__Yang Dikerjakan__:
1) Menurut tulisan tentang refleksi Pilkada Serentak 2015, apa pertanyaan mendasar dari perhelatan besar bernama "Pilkada Serentak"?
2) Teruskan tulisan tentang refleksi Pilkada Serentak 2015 mulai dari kalimat terakhirnya.

Minggu, 03 April 2016

REFLEKSI PILKADA SERENTAK 2015 BAGI PERCEPATAN KONSOLIDASI DEMOKRASI


A.    Dasar Filosofi   
Ragam maka yang digunakan dalam pembahasan politik dan perkembangannya pasca reformasi memang selalu menarik terutama dalam tataran kajian-kajian teori politik. Seperangkat toeri hipotesa mengenai suatu proses politik dalam membentuk institusi –institusi pemerintahan  yang dikaitkan dengan prinsip-prinsip dasar moral social dan control prilaku politik. Suatu realitas yang tidak pernah luput dari persoalan yang beragam dan penjelasan yang rumit dan memerlukan pemahaman yang mendalam.
Suatu proses politik yang melahirkan kepemimpinan  dan menetapkan fungsi pemerintahan seringkali terjebak dengan problem anti tesis, sebagai pembuat kebijakan politik dan  juga menangani problem-problem sosio-politik. Norma-norma yang mendasari kebijakan politik dan pertimbangan moral dan etis. Sebuah pertanyaan mendasar dari sebuah perhelatan besar bernama “Pilkada Serentak” adalah apa kebaikan-kebaikan yang mampu dicapai oleh Pemerintahan Daerah bagi masyarakat melalui Pilkada?
Postulat-postulat yang menciptakan social dan politik apakah mampu diikuti oleh masyarakat politik? Hal ini tentu memaparkan tentang tujuan sebuah pemerintahan, justifikasi moral dan kekuasaan politik. Bagaimana kekuatan politik dengan batas moral dan nilai-nilai moral dapat diferivikasi secara empiric. Nilai-nilai filosofi politik adalah tatanan dengan nilai etika sosial dan penekanan-penekanan social.
Kesejatian yang sering diabaikan adalah teori-teori politik bersebelahan dengan fakta-fakta politik sehingga tatanan dan makna tidak berkaitan dengan tujuan. Padahal hipotesis pilkada adalah membangun suatu pemerintahan daerah hasil dari investigasi politik. Terkadang teori bahwa sebuah kekuasaan sekelompok elit hanya sebuah fenomena pelembagaan pemerintahan hasil investigasi poitik.

__Data Tersimpan__:
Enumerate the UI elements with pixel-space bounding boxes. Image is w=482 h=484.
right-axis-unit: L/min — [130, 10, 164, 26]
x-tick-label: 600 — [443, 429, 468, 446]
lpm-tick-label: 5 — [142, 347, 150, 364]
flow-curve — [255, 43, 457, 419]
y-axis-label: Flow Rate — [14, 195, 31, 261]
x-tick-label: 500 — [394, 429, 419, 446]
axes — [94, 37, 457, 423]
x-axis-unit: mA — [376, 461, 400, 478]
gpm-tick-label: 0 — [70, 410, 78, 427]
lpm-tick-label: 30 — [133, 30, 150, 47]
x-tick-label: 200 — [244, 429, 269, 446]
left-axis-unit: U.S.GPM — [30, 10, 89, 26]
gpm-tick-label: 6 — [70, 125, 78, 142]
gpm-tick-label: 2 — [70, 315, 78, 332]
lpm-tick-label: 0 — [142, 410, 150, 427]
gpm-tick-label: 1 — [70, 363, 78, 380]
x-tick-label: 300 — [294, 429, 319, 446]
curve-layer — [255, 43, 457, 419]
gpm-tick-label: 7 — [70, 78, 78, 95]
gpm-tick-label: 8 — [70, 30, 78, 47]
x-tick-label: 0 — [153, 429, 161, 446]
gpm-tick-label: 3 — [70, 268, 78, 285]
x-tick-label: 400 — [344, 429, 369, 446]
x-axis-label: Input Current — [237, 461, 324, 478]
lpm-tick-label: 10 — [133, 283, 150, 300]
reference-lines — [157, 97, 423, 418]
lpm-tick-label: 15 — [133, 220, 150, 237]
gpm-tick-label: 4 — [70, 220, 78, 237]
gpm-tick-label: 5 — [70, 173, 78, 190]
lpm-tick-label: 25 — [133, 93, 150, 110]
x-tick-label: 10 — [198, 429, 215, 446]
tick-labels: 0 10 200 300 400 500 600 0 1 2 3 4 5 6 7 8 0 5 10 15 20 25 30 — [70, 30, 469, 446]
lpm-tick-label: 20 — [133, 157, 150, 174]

__Jawaban Tugas__:
1) Apa kebaikan-kebaikan yang mampu dicapai oleh Pemerintahan Daerah bagi masyarakat melalui Pilkada.

2)
Refleksi moral ini sangat penting sebab fase ilmu politik sangat luas dan dinamis, setiap periode tidak dapat digeneralisasi dengan teori-teori lama dalam konteks sejarah. Prilaku politik memiliki imperative etik dan proposional, dan ini tidak dapat dilepaskan dari perangkat-perangkat proposisi seperti tujuan penyelenggaraan sistem politik dan prosedur (cara-cara institusional) yang menjamin kekuasaan politik untuk kemaslahatan public.     

B.     Tujuan  Pilkada dan Penguatan Demokrasi
Tujuan sebuah pemerintahan adalah menciptakan lingkungan social dan cultural, didalamnya  setiap individu memiliki sarana material dan pendidikan untuk memaksimalkan potensi-potensi pribadinya. Kondisi factual individu-individu dalam masyarakat sejatinya ia berada pada tingkat ukuran terperhatikan dan ideal. Entitas politik bernilai representative dengan ide-ide terwujudnya masyarakat ideal.
Sistem yang berbeda sama sekali dengan pemilihan kolektif kolegial melalui perwakilan DPRD semestinya menunjukan perkembangan historis yang lebih baik. Pemilihan serentak menepis isu sentral kepemimpinan nasional dan meluputkan persoalan lain, dan pola demokrasi hangat sebagai sistem yang ideal dalam mengenali calon pemimpin daerah semestinya mampu memicu kekuatan demokrasi. Pemerintahan  yang seluruh rakyatnya turut serta memerintah dengan perantaraan wakilnya. Demokrasi terkonsolidasi dengan cepat dengan melibatkan partisipasi aktif public dalam memilih kepala pemerintahan dan pilihan yang sesuai dengan harapan rakyat. Setiap partisipan memilih langsung baik berdasarkan pilihan obyektif maupun pilihan subyektif terhadap calon pemimpin.
Pandangan ini merupakan gagasan hidup demokrasi yang boleh jadi menguntngkan pada proses politik dan perkembangan pemerintahan rakyat, tetapi boleh juga pilihan jatuh pada pemimpin yang kurang ideal dalam memimpin. Pilihan langsung ini mampu membuat percepatan konsolidasi demokrasi berjalan optimal dengan prosedur dan ketetapan model pemilihan berdasarkan pada kebijakan public. Demokrasi langsung merupakan pandangan hidup yang mengutamakan persamaan hak dan kewajiban serta perlakuan yang sama bagi semua warga Negara.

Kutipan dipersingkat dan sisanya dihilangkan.